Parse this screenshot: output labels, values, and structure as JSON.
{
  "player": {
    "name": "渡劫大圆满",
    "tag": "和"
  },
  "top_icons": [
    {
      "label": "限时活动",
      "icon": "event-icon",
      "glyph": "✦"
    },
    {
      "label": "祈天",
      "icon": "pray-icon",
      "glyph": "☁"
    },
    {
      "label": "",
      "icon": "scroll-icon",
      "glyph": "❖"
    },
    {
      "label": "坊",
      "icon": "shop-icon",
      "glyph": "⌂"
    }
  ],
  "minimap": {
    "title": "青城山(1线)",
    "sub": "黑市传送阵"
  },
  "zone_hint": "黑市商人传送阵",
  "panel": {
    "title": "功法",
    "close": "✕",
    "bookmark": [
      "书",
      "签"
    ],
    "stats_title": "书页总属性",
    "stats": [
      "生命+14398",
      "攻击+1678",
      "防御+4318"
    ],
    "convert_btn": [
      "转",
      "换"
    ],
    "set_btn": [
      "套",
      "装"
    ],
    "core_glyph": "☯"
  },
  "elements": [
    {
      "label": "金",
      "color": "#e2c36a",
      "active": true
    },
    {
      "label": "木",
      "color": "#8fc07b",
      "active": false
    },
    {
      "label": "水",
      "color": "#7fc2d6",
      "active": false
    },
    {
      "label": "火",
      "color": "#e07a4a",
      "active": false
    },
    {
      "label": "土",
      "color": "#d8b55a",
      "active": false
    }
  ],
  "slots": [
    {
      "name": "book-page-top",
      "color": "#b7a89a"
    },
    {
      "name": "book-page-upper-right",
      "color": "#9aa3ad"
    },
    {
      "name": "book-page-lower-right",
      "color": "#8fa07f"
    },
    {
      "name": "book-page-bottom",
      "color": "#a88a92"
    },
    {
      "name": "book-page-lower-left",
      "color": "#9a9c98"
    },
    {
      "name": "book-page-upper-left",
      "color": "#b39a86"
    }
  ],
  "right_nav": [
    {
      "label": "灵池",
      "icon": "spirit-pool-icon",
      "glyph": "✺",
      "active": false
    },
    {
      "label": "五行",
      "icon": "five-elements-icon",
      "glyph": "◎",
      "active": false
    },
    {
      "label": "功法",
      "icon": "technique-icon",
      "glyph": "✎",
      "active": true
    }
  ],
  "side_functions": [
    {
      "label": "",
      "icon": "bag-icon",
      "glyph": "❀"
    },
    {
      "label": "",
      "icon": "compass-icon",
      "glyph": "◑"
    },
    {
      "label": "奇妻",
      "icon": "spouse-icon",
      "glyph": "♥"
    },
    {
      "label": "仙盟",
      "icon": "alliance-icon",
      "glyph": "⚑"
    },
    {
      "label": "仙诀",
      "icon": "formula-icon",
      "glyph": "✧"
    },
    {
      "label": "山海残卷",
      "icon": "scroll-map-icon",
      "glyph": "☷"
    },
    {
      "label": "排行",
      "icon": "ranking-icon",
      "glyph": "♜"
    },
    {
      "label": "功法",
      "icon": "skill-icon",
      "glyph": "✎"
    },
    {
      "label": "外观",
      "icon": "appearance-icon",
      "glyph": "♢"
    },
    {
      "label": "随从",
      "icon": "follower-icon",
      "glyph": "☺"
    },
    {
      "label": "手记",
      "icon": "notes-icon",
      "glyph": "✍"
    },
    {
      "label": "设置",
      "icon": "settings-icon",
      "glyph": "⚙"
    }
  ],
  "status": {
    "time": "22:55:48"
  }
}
====
◆ **Required task**: Only the number is wanted: how many lines contain the string "upper"?

◆ **Exercise solution**: 2